#### Exercise description:
From the entries below, copy every line that holds the word "scrapping".

#### Data for this task:
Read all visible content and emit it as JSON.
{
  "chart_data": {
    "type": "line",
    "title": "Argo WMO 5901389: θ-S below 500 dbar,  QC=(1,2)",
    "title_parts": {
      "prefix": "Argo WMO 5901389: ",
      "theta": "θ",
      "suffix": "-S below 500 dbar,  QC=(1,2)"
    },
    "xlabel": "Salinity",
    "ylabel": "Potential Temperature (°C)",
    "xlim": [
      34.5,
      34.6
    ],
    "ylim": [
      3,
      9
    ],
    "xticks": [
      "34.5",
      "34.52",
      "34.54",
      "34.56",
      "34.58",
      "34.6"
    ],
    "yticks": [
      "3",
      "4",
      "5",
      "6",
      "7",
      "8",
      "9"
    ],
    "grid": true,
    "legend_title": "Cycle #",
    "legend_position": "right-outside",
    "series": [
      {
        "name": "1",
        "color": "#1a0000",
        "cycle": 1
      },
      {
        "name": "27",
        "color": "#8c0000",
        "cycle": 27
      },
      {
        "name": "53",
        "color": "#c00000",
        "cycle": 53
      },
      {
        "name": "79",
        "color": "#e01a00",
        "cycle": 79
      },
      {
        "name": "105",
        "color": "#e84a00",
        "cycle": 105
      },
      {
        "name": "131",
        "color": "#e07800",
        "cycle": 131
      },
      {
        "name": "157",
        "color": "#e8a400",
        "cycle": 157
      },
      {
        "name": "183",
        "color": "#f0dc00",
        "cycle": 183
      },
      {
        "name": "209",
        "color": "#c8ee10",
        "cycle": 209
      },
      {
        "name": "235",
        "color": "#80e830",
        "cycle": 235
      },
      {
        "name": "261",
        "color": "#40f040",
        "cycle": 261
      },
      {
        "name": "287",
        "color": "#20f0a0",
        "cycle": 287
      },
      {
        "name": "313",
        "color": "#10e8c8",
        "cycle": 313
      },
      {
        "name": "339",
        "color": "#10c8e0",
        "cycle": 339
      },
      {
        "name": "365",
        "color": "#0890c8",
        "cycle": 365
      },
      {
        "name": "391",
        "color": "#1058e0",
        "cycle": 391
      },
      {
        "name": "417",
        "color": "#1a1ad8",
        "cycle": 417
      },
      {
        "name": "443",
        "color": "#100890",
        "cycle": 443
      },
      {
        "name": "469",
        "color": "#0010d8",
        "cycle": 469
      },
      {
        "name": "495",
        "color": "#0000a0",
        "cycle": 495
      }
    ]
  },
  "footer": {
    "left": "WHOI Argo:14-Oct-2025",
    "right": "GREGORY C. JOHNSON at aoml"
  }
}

* * *

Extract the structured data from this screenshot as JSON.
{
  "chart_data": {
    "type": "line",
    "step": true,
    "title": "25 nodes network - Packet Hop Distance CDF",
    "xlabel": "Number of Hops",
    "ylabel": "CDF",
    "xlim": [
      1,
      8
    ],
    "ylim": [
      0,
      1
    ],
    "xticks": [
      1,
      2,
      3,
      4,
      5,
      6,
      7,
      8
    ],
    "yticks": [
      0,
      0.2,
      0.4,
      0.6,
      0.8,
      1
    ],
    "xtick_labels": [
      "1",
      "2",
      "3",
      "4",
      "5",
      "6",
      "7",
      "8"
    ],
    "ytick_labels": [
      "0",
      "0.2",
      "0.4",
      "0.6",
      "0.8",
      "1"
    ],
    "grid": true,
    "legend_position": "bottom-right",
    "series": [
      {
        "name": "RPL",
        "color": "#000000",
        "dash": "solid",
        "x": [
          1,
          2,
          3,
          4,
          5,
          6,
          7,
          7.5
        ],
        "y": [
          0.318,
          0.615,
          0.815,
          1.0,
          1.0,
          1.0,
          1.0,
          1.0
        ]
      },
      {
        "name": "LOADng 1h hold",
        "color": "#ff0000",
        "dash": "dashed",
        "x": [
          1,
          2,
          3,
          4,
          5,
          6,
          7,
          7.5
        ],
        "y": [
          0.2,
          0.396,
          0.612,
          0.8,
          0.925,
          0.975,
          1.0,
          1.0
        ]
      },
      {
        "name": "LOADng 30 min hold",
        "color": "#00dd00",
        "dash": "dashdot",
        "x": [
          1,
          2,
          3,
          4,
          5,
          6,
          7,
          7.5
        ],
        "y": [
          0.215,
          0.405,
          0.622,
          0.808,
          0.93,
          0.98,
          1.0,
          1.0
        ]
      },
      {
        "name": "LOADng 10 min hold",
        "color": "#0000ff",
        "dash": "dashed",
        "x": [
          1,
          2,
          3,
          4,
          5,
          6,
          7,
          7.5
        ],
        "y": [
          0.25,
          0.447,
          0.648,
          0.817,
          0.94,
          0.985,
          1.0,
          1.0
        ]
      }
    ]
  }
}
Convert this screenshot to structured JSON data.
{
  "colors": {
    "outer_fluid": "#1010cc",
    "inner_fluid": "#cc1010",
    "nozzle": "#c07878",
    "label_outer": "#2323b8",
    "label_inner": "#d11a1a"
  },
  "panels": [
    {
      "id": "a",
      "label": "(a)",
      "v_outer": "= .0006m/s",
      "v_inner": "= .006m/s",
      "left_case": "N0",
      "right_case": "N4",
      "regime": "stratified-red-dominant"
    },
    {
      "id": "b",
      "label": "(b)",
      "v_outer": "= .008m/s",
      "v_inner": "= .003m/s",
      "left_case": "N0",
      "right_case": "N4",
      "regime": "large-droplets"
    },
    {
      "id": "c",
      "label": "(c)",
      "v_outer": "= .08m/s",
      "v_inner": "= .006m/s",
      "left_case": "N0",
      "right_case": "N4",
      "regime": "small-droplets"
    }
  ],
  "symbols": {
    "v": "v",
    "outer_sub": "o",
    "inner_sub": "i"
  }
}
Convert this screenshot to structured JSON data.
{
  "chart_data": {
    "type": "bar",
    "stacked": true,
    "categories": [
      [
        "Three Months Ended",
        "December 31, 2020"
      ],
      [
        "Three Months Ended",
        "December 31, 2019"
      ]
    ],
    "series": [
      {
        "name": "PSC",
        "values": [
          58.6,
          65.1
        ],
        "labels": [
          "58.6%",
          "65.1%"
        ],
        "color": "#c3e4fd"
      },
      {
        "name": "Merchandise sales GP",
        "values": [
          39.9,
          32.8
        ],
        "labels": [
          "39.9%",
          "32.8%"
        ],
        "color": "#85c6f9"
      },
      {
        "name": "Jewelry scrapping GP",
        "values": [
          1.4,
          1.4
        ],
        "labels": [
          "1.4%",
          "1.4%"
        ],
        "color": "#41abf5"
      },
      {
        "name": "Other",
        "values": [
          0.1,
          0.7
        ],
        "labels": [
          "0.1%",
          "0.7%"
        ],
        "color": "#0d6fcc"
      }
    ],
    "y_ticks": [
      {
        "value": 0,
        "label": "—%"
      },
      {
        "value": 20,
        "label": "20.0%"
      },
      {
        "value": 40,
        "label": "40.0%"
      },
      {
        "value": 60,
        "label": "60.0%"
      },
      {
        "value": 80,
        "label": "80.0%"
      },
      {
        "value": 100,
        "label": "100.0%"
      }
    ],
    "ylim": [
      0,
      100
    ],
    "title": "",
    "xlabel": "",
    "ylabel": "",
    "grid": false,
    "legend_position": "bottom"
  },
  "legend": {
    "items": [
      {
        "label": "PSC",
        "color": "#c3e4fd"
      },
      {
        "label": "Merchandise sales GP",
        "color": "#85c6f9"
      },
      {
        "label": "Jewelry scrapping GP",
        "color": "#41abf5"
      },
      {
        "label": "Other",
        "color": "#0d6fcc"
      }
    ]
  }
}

--

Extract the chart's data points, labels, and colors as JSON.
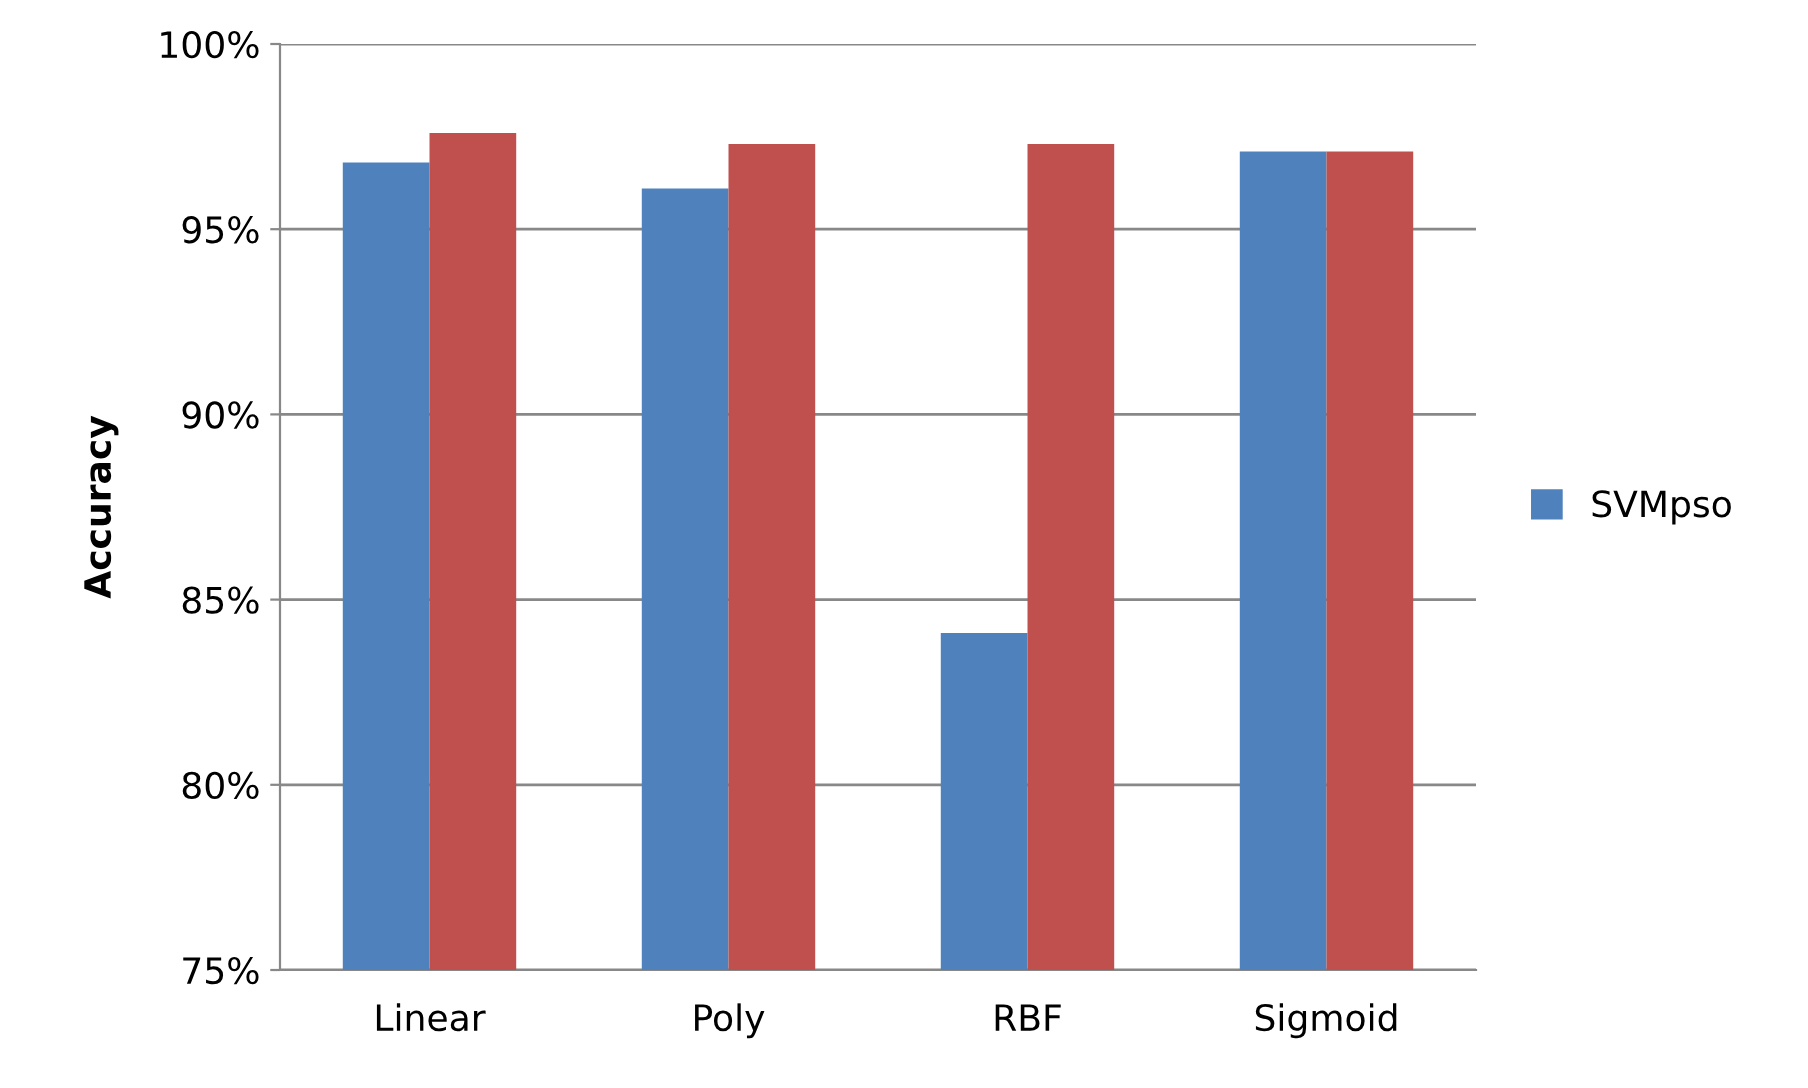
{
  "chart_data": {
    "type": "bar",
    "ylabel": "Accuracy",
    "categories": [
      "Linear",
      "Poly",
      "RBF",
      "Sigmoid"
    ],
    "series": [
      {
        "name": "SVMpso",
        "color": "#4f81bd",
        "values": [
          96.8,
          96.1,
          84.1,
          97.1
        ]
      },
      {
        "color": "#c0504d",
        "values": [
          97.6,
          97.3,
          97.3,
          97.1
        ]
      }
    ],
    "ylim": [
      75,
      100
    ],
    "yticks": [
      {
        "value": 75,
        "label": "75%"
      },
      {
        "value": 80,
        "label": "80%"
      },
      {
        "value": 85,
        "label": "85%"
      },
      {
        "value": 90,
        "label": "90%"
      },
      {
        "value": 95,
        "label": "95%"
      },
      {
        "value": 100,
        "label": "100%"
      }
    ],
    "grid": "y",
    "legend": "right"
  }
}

#### Completed exercise:
        "name": "Jewelry scrapping GP",
        "label": "Jewelry scrapping GP",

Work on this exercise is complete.